- Job -
Give the number of lines that contain the string "left", and nothing else.

[Figure dataset records]

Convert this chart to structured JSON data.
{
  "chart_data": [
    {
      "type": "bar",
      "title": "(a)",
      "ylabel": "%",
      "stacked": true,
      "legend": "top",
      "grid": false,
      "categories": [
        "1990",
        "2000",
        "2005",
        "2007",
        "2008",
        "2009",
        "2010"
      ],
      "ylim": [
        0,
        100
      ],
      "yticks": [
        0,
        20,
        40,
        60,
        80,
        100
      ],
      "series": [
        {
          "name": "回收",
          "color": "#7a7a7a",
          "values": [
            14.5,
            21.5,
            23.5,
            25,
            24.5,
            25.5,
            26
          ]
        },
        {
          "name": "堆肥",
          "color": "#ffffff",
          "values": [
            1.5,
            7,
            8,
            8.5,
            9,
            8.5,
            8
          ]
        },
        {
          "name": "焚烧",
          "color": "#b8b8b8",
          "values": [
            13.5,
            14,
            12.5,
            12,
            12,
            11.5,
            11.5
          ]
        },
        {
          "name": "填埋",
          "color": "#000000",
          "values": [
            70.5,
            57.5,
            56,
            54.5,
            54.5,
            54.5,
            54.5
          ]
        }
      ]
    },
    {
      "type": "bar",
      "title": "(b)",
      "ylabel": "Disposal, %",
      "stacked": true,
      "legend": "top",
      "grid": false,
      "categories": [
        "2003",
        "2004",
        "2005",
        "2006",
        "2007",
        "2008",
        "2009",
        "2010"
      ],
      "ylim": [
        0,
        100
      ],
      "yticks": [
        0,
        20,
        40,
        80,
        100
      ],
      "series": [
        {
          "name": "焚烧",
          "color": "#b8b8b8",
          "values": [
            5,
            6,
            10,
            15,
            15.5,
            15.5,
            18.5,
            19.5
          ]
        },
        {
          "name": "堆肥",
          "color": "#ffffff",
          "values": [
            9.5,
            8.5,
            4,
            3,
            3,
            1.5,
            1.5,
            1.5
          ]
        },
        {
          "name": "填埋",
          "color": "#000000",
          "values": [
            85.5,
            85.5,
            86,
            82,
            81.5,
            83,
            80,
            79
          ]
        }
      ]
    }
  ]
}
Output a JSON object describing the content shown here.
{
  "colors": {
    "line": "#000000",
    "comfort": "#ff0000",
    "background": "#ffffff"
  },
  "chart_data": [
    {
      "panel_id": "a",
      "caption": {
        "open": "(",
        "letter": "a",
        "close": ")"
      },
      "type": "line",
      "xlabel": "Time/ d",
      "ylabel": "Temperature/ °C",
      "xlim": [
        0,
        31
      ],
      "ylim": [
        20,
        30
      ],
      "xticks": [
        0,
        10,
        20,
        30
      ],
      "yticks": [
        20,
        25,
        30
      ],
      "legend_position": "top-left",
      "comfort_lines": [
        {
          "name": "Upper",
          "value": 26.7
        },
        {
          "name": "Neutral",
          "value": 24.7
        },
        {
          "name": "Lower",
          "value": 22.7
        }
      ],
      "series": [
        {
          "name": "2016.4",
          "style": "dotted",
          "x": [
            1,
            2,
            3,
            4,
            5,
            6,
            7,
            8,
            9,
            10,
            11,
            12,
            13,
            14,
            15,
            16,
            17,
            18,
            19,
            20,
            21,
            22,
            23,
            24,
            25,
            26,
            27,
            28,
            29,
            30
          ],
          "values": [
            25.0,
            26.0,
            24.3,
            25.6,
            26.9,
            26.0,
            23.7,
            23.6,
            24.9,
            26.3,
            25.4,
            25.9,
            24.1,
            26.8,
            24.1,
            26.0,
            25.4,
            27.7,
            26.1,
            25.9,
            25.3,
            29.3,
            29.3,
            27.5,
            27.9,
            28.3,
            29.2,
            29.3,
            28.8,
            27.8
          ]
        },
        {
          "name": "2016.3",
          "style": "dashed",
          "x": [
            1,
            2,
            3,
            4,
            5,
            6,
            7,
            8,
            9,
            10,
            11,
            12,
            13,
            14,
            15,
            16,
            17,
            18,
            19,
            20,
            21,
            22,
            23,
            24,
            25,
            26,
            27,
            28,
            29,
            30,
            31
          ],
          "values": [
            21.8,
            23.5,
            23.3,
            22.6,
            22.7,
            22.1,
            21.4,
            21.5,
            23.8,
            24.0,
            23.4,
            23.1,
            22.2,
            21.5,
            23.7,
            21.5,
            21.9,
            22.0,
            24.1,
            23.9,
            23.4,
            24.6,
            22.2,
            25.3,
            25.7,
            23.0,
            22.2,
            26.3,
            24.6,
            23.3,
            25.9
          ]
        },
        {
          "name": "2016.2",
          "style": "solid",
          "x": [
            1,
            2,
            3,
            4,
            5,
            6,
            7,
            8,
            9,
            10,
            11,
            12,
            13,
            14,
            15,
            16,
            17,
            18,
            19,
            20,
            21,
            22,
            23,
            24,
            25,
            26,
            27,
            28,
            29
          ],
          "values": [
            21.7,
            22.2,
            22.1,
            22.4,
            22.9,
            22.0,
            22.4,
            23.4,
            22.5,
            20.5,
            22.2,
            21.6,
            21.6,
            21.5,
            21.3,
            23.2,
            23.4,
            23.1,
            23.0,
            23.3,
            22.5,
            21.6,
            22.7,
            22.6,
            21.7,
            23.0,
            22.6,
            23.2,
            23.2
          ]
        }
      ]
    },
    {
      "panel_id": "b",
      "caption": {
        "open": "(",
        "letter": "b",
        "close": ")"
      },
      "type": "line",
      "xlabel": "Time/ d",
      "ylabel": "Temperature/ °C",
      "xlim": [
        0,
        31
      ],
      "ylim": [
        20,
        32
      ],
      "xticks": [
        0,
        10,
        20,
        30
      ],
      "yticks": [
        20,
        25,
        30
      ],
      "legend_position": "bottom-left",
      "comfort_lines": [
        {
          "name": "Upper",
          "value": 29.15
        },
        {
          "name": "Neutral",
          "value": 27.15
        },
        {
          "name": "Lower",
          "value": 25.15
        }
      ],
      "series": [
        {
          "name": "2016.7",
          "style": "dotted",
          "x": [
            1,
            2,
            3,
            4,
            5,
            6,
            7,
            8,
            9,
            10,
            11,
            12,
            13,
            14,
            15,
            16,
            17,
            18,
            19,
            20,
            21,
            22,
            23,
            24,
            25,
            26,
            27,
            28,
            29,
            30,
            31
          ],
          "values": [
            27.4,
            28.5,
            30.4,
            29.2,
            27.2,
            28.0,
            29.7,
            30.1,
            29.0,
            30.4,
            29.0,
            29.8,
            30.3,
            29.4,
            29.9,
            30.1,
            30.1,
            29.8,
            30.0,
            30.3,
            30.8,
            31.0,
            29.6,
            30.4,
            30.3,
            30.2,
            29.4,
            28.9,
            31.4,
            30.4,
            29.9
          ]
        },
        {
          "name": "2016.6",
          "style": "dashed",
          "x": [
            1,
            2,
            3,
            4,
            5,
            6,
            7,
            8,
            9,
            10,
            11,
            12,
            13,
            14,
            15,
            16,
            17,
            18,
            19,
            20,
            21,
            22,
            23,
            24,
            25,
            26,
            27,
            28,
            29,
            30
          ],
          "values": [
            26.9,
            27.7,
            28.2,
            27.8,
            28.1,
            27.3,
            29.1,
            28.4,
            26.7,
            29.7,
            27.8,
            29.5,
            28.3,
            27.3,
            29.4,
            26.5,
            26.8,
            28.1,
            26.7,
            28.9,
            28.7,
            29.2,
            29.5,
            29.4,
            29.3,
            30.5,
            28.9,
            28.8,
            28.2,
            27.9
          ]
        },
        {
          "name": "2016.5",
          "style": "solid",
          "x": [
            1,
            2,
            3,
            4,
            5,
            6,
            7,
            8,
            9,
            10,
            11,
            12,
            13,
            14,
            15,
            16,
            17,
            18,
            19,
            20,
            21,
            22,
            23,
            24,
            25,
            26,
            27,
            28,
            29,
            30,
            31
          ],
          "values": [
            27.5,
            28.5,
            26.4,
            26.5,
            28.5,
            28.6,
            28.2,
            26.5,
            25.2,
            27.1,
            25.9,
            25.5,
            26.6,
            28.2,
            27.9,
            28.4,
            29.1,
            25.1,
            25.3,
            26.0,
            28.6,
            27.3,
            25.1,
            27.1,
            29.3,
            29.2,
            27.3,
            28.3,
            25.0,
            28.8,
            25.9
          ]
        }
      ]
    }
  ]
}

- Written response -
2